◆ Short task
Print each line of the following data word for word, leaving nothing out and changing nothing.
---+---
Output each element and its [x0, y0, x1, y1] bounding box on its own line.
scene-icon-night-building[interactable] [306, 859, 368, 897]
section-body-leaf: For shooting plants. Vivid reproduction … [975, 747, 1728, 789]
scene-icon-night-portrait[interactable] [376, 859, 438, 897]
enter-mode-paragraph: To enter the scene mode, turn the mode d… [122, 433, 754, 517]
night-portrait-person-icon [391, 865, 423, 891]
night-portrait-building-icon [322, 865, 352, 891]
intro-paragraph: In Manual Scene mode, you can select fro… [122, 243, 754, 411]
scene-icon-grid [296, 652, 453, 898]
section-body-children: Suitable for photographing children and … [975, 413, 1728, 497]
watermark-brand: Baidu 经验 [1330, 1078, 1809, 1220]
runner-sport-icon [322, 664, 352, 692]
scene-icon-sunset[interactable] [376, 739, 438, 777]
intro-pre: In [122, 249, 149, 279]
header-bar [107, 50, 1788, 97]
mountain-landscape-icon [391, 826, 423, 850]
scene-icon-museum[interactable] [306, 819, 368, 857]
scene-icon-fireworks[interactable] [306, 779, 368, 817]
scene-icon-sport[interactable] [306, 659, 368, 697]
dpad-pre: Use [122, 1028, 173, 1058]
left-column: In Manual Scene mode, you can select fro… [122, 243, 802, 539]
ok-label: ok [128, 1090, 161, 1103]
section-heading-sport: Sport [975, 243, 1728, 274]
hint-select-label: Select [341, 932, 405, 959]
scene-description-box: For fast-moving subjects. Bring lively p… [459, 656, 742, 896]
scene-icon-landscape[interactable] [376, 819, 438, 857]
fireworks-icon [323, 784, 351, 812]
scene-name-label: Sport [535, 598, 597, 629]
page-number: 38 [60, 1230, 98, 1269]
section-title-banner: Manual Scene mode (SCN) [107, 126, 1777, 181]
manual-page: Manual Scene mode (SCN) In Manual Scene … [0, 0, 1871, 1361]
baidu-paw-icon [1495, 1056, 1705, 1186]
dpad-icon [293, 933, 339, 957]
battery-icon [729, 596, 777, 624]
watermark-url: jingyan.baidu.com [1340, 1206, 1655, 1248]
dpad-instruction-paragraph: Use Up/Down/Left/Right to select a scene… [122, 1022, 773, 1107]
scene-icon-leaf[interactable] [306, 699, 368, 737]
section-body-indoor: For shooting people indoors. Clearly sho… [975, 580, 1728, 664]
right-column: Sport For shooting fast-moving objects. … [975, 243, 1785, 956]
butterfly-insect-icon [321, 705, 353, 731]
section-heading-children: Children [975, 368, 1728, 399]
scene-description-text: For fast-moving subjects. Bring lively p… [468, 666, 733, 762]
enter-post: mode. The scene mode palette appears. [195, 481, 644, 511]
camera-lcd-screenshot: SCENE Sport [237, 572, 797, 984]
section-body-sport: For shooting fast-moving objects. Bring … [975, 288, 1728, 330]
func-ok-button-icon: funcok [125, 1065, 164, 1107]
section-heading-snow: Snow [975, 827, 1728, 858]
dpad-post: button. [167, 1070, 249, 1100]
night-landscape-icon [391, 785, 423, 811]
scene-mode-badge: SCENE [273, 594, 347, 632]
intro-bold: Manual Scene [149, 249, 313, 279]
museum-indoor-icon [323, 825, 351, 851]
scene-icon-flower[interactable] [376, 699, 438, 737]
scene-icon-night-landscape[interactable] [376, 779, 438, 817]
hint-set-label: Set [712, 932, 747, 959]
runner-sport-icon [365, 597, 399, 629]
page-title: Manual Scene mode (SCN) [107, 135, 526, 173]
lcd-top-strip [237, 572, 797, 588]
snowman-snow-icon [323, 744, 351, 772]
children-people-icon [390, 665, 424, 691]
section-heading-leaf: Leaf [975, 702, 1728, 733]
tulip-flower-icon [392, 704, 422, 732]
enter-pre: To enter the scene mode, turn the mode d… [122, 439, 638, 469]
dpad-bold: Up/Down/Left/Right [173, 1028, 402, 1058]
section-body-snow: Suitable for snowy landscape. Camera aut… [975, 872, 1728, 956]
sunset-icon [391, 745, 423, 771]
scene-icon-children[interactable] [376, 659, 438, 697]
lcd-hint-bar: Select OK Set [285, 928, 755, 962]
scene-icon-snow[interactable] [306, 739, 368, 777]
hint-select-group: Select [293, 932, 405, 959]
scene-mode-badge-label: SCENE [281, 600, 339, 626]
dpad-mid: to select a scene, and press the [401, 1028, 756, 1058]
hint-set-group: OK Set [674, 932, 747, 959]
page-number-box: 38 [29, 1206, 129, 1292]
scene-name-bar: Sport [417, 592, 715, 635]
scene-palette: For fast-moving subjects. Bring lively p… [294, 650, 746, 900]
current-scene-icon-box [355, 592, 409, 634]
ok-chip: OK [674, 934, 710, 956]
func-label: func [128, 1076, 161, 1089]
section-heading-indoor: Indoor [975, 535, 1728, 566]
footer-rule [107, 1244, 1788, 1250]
---+---
◆ Answer to this exercise
Output each element and its [x0, y0, x1, y1] bounding box on its own line.
scene-icon-night-building[interactable] [306, 859, 368, 897]
section-body-leaf: For shooting plants. Vivid reproduction … [975, 747, 1728, 789]
scene-icon-night-portrait[interactable] [376, 859, 438, 897]
enter-mode-paragraph: To enter the scene mode, turn the mode d… [122, 433, 754, 517]
night-portrait-person-icon [391, 865, 423, 891]
night-portrait-building-icon [322, 865, 352, 891]
intro-paragraph: In Manual Scene mode, you can select fro… [122, 243, 754, 411]
scene-icon-grid [296, 652, 453, 898]
section-body-children: Suitable for photographing children and … [975, 413, 1728, 497]
watermark-brand: Baidu 经验 [1330, 1078, 1809, 1220]
runner-sport-icon [322, 664, 352, 692]
scene-icon-sunset[interactable] [376, 739, 438, 777]
intro-pre: In [122, 249, 149, 279]
header-bar [107, 50, 1788, 97]
mountain-landscape-icon [391, 826, 423, 850]
scene-icon-museum[interactable] [306, 819, 368, 857]
scene-icon-fireworks[interactable] [306, 779, 368, 817]
scene-icon-sport[interactable] [306, 659, 368, 697]
dpad-pre: Use [122, 1028, 173, 1058]
left-column: In Manual Scene mode, you can select fro… [122, 243, 802, 539]
ok-label: ok [128, 1090, 161, 1103]
section-heading-sport: Sport [975, 243, 1728, 274]
hint-select-label: Select [341, 932, 405, 959]
scene-description-box: For fast-moving subjects. Bring lively p… [459, 656, 742, 896]
scene-icon-landscape[interactable] [376, 819, 438, 857]
fireworks-icon [323, 784, 351, 812]
scene-name-label: Sport [535, 598, 597, 629]
page-number: 38 [60, 1230, 98, 1269]
section-title-banner: Manual Scene mode (SCN) [107, 126, 1777, 181]
manual-page: Manual Scene mode (SCN) In Manual Scene … [0, 0, 1871, 1361]
baidu-paw-icon [1495, 1056, 1705, 1186]
dpad-icon [293, 933, 339, 957]
battery-icon [729, 596, 777, 624]
watermark-url: jingyan.baidu.com [1340, 1206, 1655, 1248]
dpad-instruction-paragraph: Use Up/Down/Left/Right to select a scene… [122, 1022, 773, 1107]
scene-icon-leaf[interactable] [306, 699, 368, 737]
section-body-indoor: For shooting people indoors. Clearly sho… [975, 580, 1728, 664]
right-column: Sport For shooting fast-moving objects. … [975, 243, 1785, 956]
butterfly-insect-icon [321, 705, 353, 731]
section-heading-children: Children [975, 368, 1728, 399]
scene-description-text: For fast-moving subjects. Bring lively p… [468, 666, 733, 762]
enter-post: mode. The scene mode palette appears. [195, 481, 644, 511]
camera-lcd-screenshot: SCENE Sport [237, 572, 797, 984]
section-body-sport: For shooting fast-moving objects. Bring … [975, 288, 1728, 330]
func-ok-button-icon: funcok [125, 1065, 164, 1107]
section-heading-snow: Snow [975, 827, 1728, 858]
dpad-post: button. [167, 1070, 249, 1100]
night-landscape-icon [391, 785, 423, 811]
scene-mode-badge: SCENE [273, 594, 347, 632]
intro-bold: Manual Scene [149, 249, 313, 279]
museum-indoor-icon [323, 825, 351, 851]
scene-icon-flower[interactable] [376, 699, 438, 737]
scene-icon-night-landscape[interactable] [376, 779, 438, 817]
hint-set-label: Set [712, 932, 747, 959]
runner-sport-icon [365, 597, 399, 629]
page-title: Manual Scene mode (SCN) [107, 135, 526, 173]
lcd-top-strip [237, 572, 797, 588]
snowman-snow-icon [323, 744, 351, 772]
children-people-icon [390, 665, 424, 691]
section-heading-leaf: Leaf [975, 702, 1728, 733]
tulip-flower-icon [392, 704, 422, 732]
enter-pre: To enter the scene mode, turn the mode d… [122, 439, 638, 469]
dpad-bold: Up/Down/Left/Right [173, 1028, 402, 1058]
section-body-snow: Suitable for snowy landscape. Camera aut… [975, 872, 1728, 956]
sunset-icon [391, 745, 423, 771]
scene-icon-children[interactable] [376, 659, 438, 697]
lcd-hint-bar: Select OK Set [285, 928, 755, 962]
scene-icon-snow[interactable] [306, 739, 368, 777]
hint-select-group: Select [293, 932, 405, 959]
scene-mode-badge-label: SCENE [281, 600, 339, 626]
dpad-mid: to select a scene, and press the [401, 1028, 756, 1058]
hint-set-group: OK Set [674, 932, 747, 959]
page-number-box: 38 [29, 1206, 129, 1292]
scene-name-bar: Sport [417, 592, 715, 635]
scene-palette: For fast-moving subjects. Bring lively p… [294, 650, 746, 900]
current-scene-icon-box [355, 592, 409, 634]
ok-chip: OK [674, 934, 710, 956]
func-label: func [128, 1076, 161, 1089]
section-heading-indoor: Indoor [975, 535, 1728, 566]
footer-rule [107, 1244, 1788, 1250]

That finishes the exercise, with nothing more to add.